Prompt
Check each line of the material. Copy those containing "color".

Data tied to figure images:
+-------+

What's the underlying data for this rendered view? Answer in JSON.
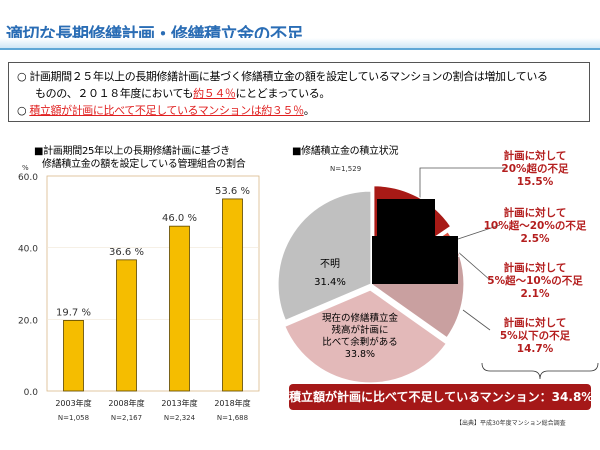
{
  "title": "適切な長期修繕計画・修繕積立金の不足",
  "summary": {
    "bullet": "○",
    "line1": "計画期間２５年以上の長期修繕計画に基づく修繕積立金の額を設定しているマンションの割合は増加している",
    "line2_pre": "ものの、２０１８年度においても",
    "line2_red": "約５４％",
    "line2_post": "にとどまっている。",
    "line3_red": "積立額が計画に比べて不足しているマンションは約３５％",
    "line3_post": "。"
  },
  "chart_data": [
    {
      "type": "bar",
      "title_line1": "■計画期間25年以上の長期修繕計画に基づき",
      "title_line2": "修繕積立金の額を設定している管理組合の割合",
      "ylabel": "%",
      "ylim": [
        0,
        60
      ],
      "yticks": [
        "0.0",
        "20.0",
        "40.0",
        "60.0"
      ],
      "categories": [
        "2003年度",
        "2008年度",
        "2013年度",
        "2018年度"
      ],
      "n_labels": [
        "N=1,058",
        "N=2,167",
        "N=2,324",
        "N=1,688"
      ],
      "values": [
        19.7,
        36.6,
        46.0,
        53.6
      ],
      "value_labels": [
        "19.7 %",
        "36.6 %",
        "46.0 %",
        "53.6 %"
      ],
      "color": "#f5bd00"
    },
    {
      "type": "pie",
      "title": "■修繕積立金の積立状況",
      "n_label": "N=1,529",
      "slices": [
        {
          "label": "計画に対して\n20%超の不足",
          "value": 15.5,
          "value_label": "15.5%",
          "color": "#a81a16",
          "exploded": true
        },
        {
          "label": "計画に対して\n10%超～20%の不足",
          "value": 2.5,
          "value_label": "2.5%",
          "color": "#dd5040"
        },
        {
          "label": "計画に対して\n5%超～10%の不足",
          "value": 2.1,
          "value_label": "2.1%",
          "color": "#d88a86"
        },
        {
          "label": "計画に対して\n5%以下の不足",
          "value": 14.7,
          "value_label": "14.7%",
          "color": "#c9a0a0"
        },
        {
          "label": "現在の修繕積立金\n残高が計画に\n比べて余剰がある",
          "value": 33.8,
          "value_label": "33.8%",
          "color": "#e3b9b9",
          "exploded": true
        },
        {
          "label": "不明",
          "value": 31.4,
          "value_label": "31.4%",
          "color": "#c0c0c0"
        }
      ]
    }
  ],
  "banner": "積立額が計画に比べて不足しているマンション：34.8%",
  "source": "【出典】平成30年度マンション総合調査"
}
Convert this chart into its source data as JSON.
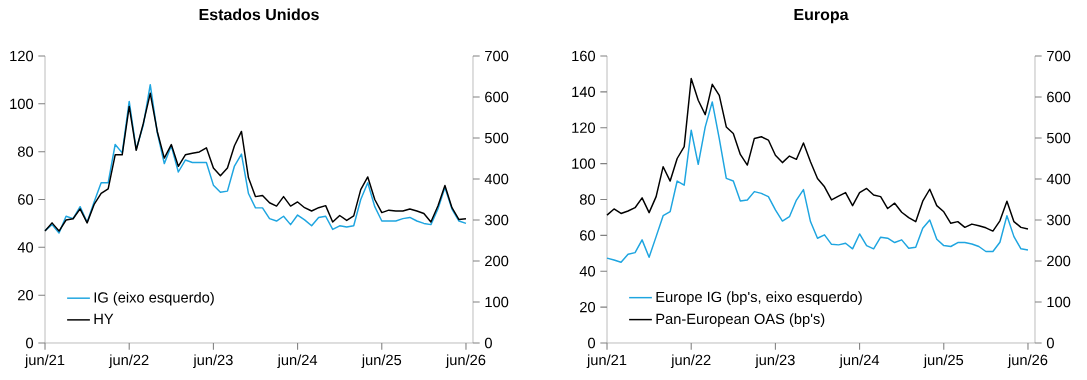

+-------+

Answer
      "color": "#f5bd00"
          "color": "#a81a16",
          "color": "#dd5040"
          "color": "#d88a86"
          "color": "#c9a0a0"
          "color": "#e3b9b9",
          "color": "#c0c0c0"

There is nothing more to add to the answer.